Copy out all lines of the records in which the word "如图所示" appears.
^^^^^^^^
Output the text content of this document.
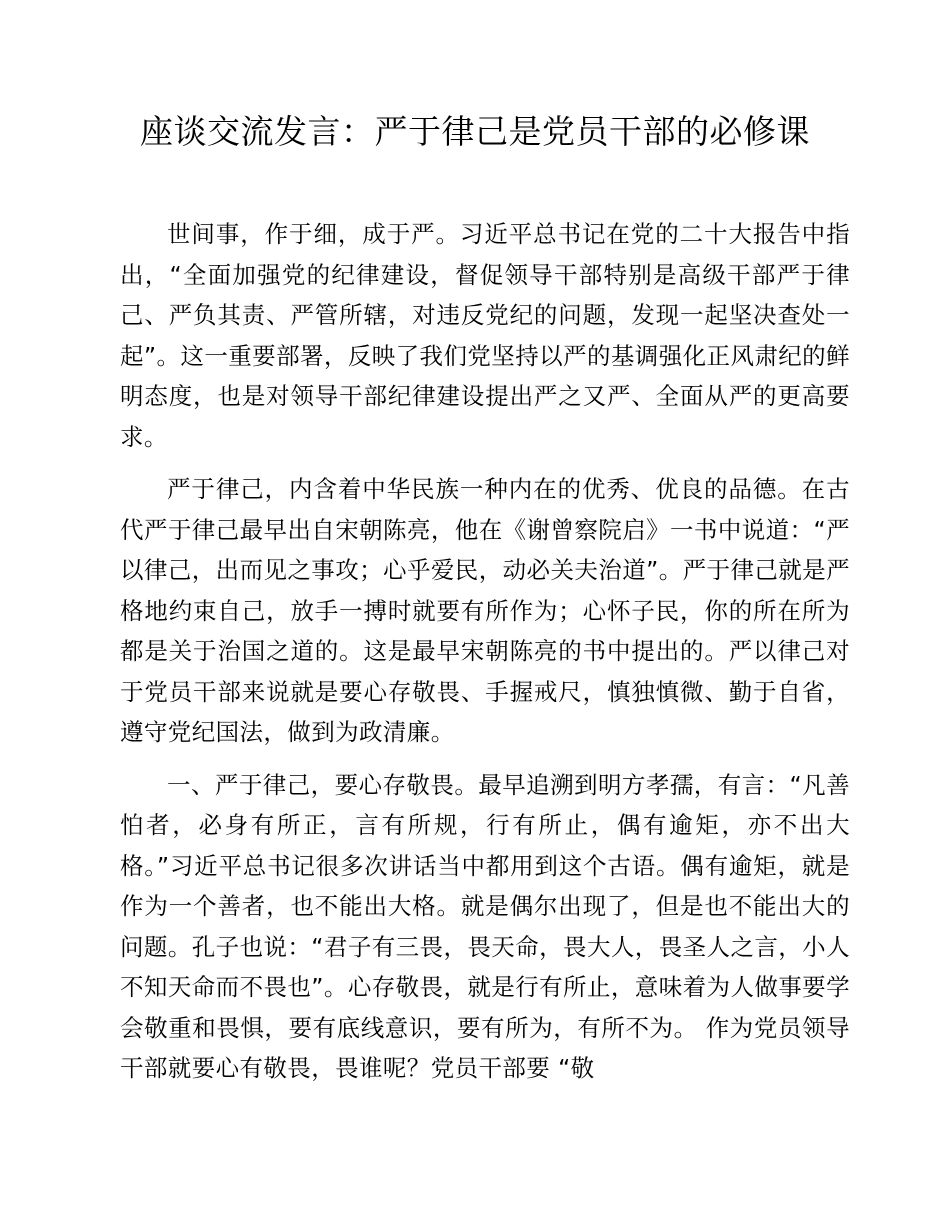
座谈交流发言：严于律己是党员干部的必修课

世间事，作于细，成于严。习近平总书记在党的二十大报告中指出，“全面加强党的纪律建设，督促领导干部特别是高级干部严于律己、严负其责、严管所辖，对违反党纪的问题，发现一起坚决查处一起”。这一重要部署，反映了我们党坚持以严的基调强化正风肃纪的鲜明态度，也是对领导干部纪律建设提出严之又严、全面从严的更高要求。

严于律己，内含着中华民族一种内在的优秀、优良的品德。在古代严于律己最早出自宋朝陈亮，他在《谢曾察院启》一书中说道：“严以律己，出而见之事攻；心乎爱民，动必关夫治道”。严于律己就是严格地约束自己，放手一搏时就要有所作为；心怀子民，你的所在所为都是关于治国之道的。这是最早宋朝陈亮的书中提出的。严以律己对于党员干部来说就是要心存敬畏、手握戒尺，慎独慎微、勤于自省，遵守党纪国法，做到为政清廉。

一、严于律己，要心存敬畏。最早追溯到明方孝孺，有言：“凡善怕者，必身有所正，言有所规，行有所止，偶有逾矩，亦不出大格。”习近平总书记很多次讲话当中都用到这个古语。偶有逾矩，就是作为一个善者，也不能出大格。就是偶尔出现了，但是也不能出大的问题。孔子也说：“君子有三畏，畏天命，畏大人，畏圣人之言，小人不知天命而不畏也”。心存敬畏，就是行有所止，意味着为人做事要学会敬重和畏惧，要有底线意识，要有所为，有所不为。 作为党员领导干部就要心有敬畏，畏谁呢？党员干部要 “敬
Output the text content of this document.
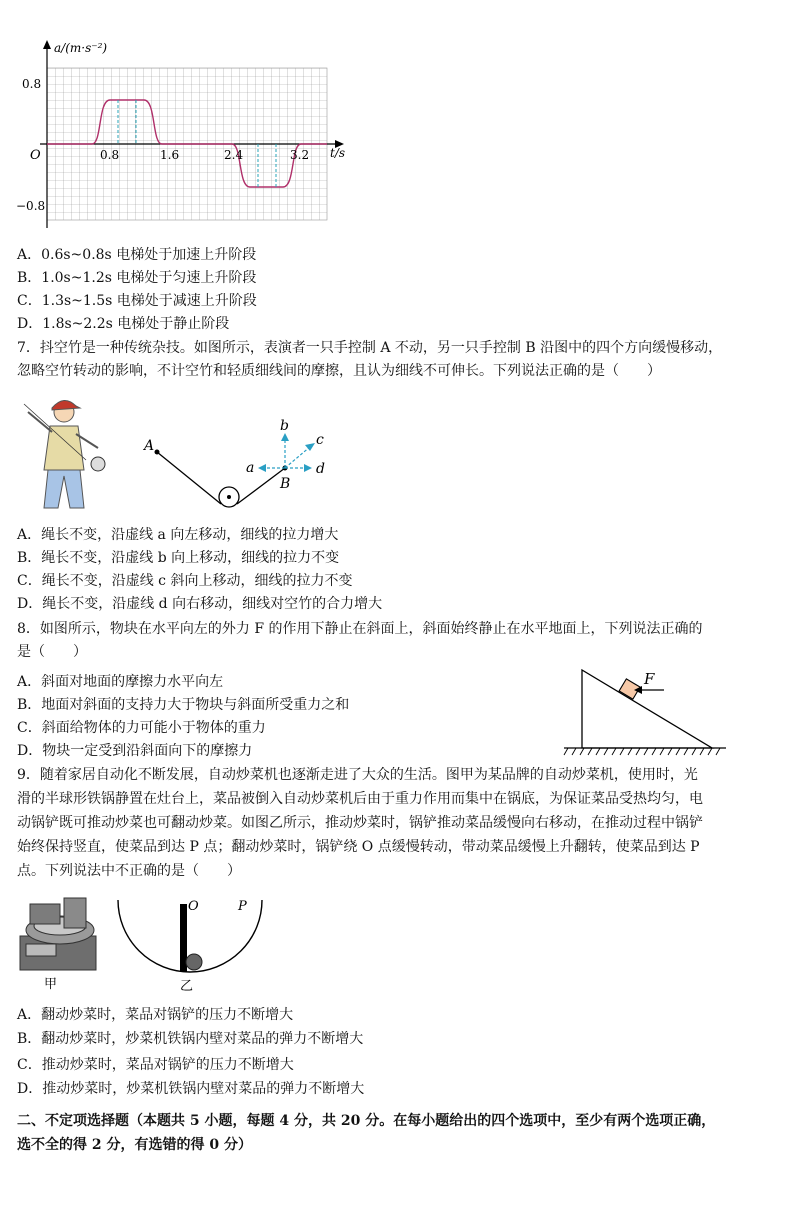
a/(m·s⁻²)
t/s
O
0.8
−0.8
0.8	1.6	2.4	3.2
A．0.6s~0.8s 电梯处于加速上升阶段
B．1.0s~1.2s 电梯处于匀速上升阶段
C．1.3s~1.5s 电梯处于减速上升阶段
D．1.8s~2.2s 电梯处于静止阶段
7．抖空竹是一种传统杂技。如图所示，表演者一只手控制 A 不动，另一只手控制 B 沿图中的四个方向缓慢移动，
忽略空竹转动的影响，不计空竹和轻质细线间的摩擦，且认为细线不可伸长。下列说法正确的是（　　）
A
B
a
b
c
d
A．绳长不变，沿虚线 a 向左移动，细线的拉力增大
B．绳长不变，沿虚线 b 向上移动，细线的拉力不变
C．绳长不变，沿虚线 c 斜向上移动，细线的拉力不变
D．绳长不变，沿虚线 d 向右移动，细线对空竹的合力增大
8．如图所示，物块在水平向左的外力 F 的作用下静止在斜面上，斜面始终静止在水平地面上，下列说法正确的
是（　　）
A．斜面对地面的摩擦力水平向左
B．地面对斜面的支持力大于物块与斜面所受重力之和
C．斜面给物体的力可能小于物体的重力
D．物块一定受到沿斜面向下的摩擦力
F
9．随着家居自动化不断发展，自动炒菜机也逐渐走进了大众的生活。图甲为某品牌的自动炒菜机，使用时，光
滑的半球形铁锅静置在灶台上，菜品被倒入自动炒菜机后由于重力作用而集中在锅底，为保证菜品受热均匀，电
动锅铲既可推动炒菜也可翻动炒菜。如图乙所示，推动炒菜时，锅铲推动菜品缓慢向右移动，在推动过程中锅铲
始终保持竖直，使菜品到达 P 点；翻动炒菜时，锅铲绕 O 点缓慢转动，带动菜品缓慢上升翻转，使菜品到达 P
点。下列说法中不正确的是（　　）
甲
O	P
乙
A．翻动炒菜时，菜品对锅铲的压力不断增大
B．翻动炒菜时，炒菜机铁锅内壁对菜品的弹力不断增大
C．推动炒菜时，菜品对锅铲的压力不断增大
D．推动炒菜时，炒菜机铁锅内壁对菜品的弹力不断增大
二、不定项选择题（本题共 5 小题，每题 4 分，共 20 分。在每小题给出的四个选项中，至少有两个选项正确，
选不全的得 2 分，有选错的得 0 分）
^^^^^^^^
RESULT FOR THIS TASK
7．抖空竹是一种传统杂技。如图所示，表演者一只手控制 A 不动，另一只手控制 B 沿图中的四个方向缓慢移动，
8．如图所示，物块在水平向左的外力 F 的作用下静止在斜面上，斜面始终静止在水平地面上，下列说法正确的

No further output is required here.